▶ _Material for this task_:
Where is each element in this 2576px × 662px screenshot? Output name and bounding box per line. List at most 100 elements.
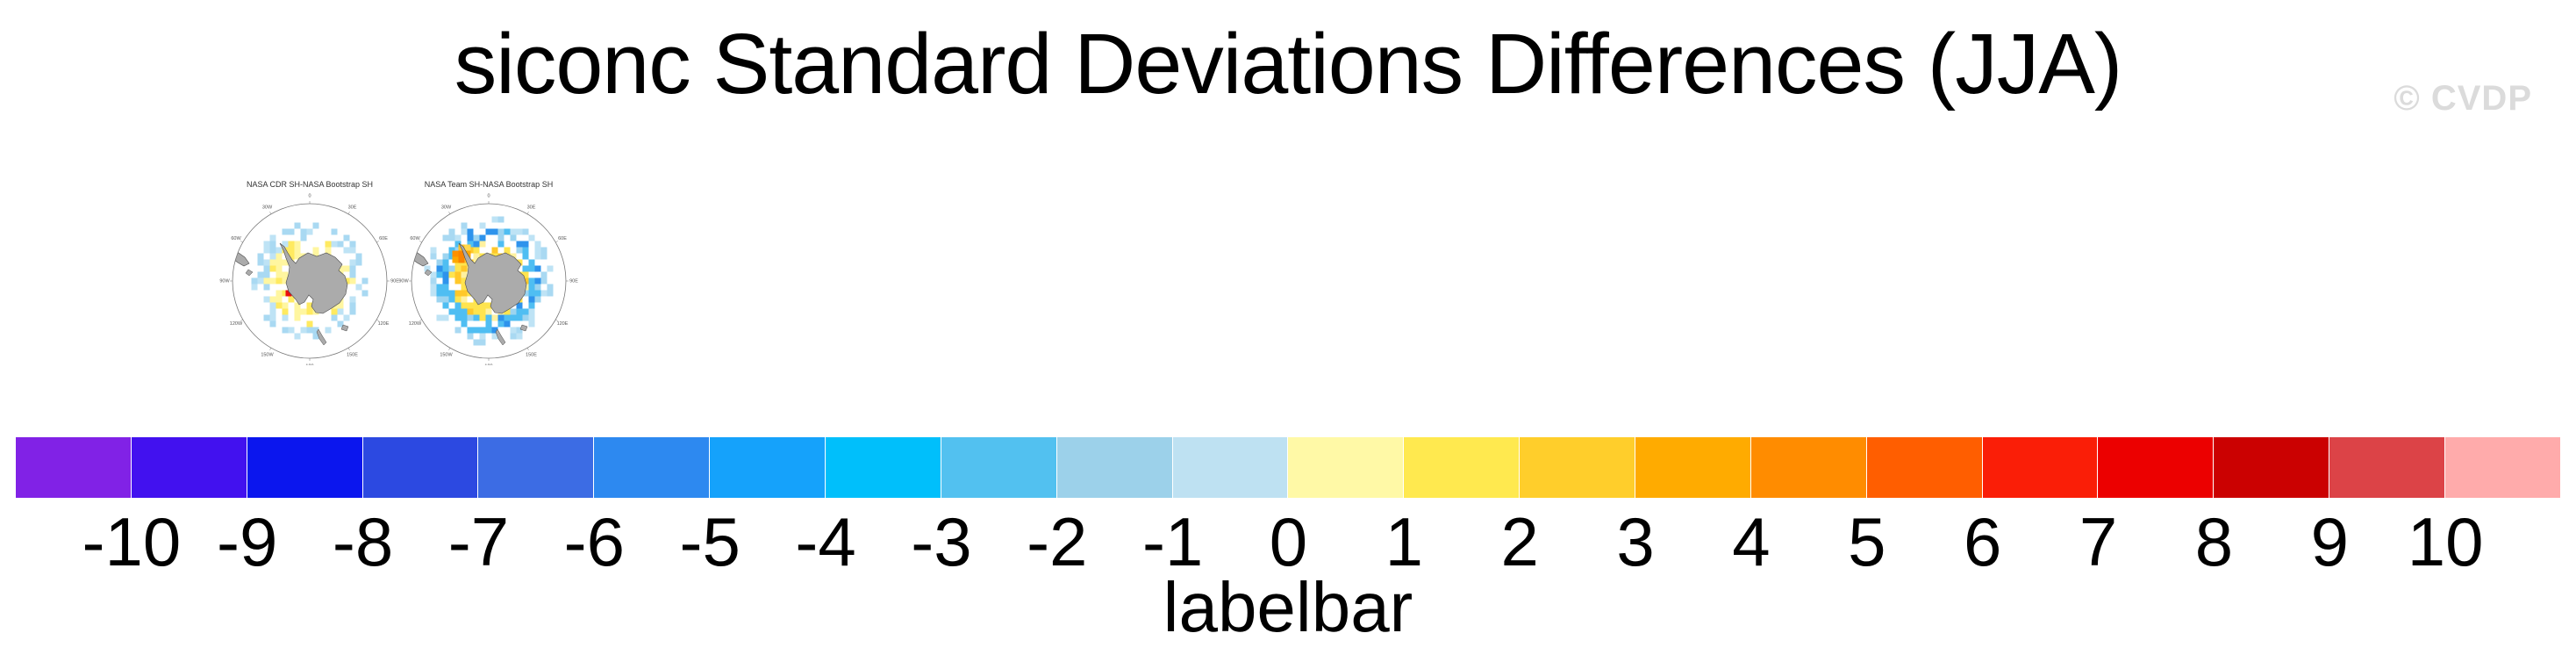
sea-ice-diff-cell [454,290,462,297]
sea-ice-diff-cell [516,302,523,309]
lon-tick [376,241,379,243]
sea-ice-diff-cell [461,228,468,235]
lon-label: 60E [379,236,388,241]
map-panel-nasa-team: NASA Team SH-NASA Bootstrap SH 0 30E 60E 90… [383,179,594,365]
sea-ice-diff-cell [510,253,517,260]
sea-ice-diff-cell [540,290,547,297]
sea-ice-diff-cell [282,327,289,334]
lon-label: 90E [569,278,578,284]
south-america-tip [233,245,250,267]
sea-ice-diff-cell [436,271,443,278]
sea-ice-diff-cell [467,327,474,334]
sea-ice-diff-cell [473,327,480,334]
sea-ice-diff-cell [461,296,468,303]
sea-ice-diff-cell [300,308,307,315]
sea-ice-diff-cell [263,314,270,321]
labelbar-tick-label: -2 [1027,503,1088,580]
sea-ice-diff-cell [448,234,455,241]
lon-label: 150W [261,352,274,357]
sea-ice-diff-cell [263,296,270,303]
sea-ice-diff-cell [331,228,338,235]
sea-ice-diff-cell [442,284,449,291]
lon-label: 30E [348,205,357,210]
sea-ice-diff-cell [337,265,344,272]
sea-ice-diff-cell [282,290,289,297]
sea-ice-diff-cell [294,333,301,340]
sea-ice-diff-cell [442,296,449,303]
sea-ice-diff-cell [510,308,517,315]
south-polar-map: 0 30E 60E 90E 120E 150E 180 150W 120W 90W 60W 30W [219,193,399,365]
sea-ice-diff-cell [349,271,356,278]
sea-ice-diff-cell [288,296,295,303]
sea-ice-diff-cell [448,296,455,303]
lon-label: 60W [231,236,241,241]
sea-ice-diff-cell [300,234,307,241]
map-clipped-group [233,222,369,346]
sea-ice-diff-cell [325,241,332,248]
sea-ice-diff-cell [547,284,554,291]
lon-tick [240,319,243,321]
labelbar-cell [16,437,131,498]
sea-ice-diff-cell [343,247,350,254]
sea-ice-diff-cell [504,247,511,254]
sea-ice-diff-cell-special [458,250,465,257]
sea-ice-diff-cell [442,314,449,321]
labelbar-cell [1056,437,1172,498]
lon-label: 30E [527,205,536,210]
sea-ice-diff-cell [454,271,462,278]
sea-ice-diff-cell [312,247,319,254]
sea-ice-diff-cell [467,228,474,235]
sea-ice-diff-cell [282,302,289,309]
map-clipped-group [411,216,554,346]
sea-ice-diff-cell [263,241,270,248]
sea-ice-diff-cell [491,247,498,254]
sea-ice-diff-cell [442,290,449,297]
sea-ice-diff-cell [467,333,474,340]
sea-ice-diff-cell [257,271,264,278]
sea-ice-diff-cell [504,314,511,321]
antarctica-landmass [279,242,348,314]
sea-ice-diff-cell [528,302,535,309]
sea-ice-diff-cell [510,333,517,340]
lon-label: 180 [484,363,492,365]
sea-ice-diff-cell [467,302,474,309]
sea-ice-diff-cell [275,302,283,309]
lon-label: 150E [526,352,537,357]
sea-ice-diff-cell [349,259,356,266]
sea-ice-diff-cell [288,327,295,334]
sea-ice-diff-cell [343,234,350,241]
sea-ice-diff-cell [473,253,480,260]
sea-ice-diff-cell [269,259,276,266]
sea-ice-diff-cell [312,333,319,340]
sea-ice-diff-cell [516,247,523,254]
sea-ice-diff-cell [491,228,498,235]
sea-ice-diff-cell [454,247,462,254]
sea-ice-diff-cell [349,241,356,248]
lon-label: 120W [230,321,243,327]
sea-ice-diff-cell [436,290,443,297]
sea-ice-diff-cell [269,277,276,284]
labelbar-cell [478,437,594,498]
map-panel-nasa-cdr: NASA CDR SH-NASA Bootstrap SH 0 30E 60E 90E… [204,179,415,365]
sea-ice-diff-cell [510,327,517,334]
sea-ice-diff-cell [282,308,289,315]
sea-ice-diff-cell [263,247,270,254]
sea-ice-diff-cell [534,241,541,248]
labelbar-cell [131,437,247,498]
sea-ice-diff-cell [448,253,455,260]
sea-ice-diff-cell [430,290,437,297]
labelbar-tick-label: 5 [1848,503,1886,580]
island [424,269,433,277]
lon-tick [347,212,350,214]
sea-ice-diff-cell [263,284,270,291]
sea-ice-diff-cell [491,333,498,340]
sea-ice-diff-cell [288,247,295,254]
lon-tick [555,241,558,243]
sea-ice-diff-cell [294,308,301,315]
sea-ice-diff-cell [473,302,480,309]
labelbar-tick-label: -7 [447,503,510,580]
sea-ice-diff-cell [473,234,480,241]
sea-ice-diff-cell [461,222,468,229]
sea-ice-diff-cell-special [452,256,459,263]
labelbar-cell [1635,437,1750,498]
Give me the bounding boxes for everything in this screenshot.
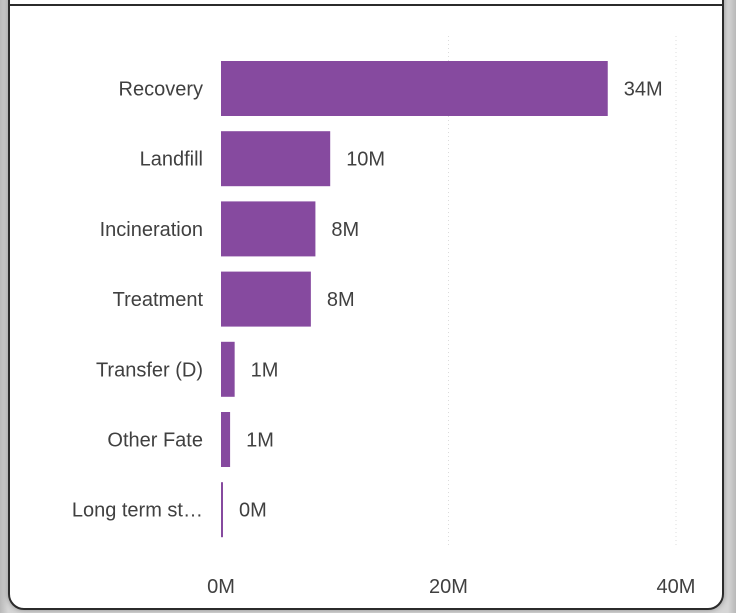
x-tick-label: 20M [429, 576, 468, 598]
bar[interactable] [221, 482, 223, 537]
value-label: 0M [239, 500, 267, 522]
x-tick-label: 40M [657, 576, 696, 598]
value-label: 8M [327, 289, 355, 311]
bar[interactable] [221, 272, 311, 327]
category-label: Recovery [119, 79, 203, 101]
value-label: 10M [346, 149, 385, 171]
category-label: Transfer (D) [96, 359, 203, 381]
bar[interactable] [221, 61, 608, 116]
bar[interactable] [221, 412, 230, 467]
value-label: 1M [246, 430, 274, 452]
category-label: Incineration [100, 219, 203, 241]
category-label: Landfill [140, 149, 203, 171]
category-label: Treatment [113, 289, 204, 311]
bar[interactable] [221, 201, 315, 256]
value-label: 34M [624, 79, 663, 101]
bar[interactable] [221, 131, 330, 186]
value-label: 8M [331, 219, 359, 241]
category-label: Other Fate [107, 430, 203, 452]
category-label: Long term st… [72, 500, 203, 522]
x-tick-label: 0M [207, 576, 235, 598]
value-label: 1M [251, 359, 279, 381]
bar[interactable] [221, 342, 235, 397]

▶ _Written exercise_: Copy out the data lines above, from the line containing "sea-ice-diff-cell [454,290,462,297]" down through the line containing "sea-ice-diff-cell [510,253,517,260]", including both of those lines.

▶ _Answer to this problem_:
sea-ice-diff-cell [454,290,462,297]
sea-ice-diff-cell [516,302,523,309]
lon-tick [376,241,379,243]
sea-ice-diff-cell [461,228,468,235]
lon-label: 60E [379,236,388,241]
map-panel-nasa-team: NASA Team SH-NASA Bootstrap SH 0 30E 60E 90… [383,179,594,365]
sea-ice-diff-cell [510,253,517,260]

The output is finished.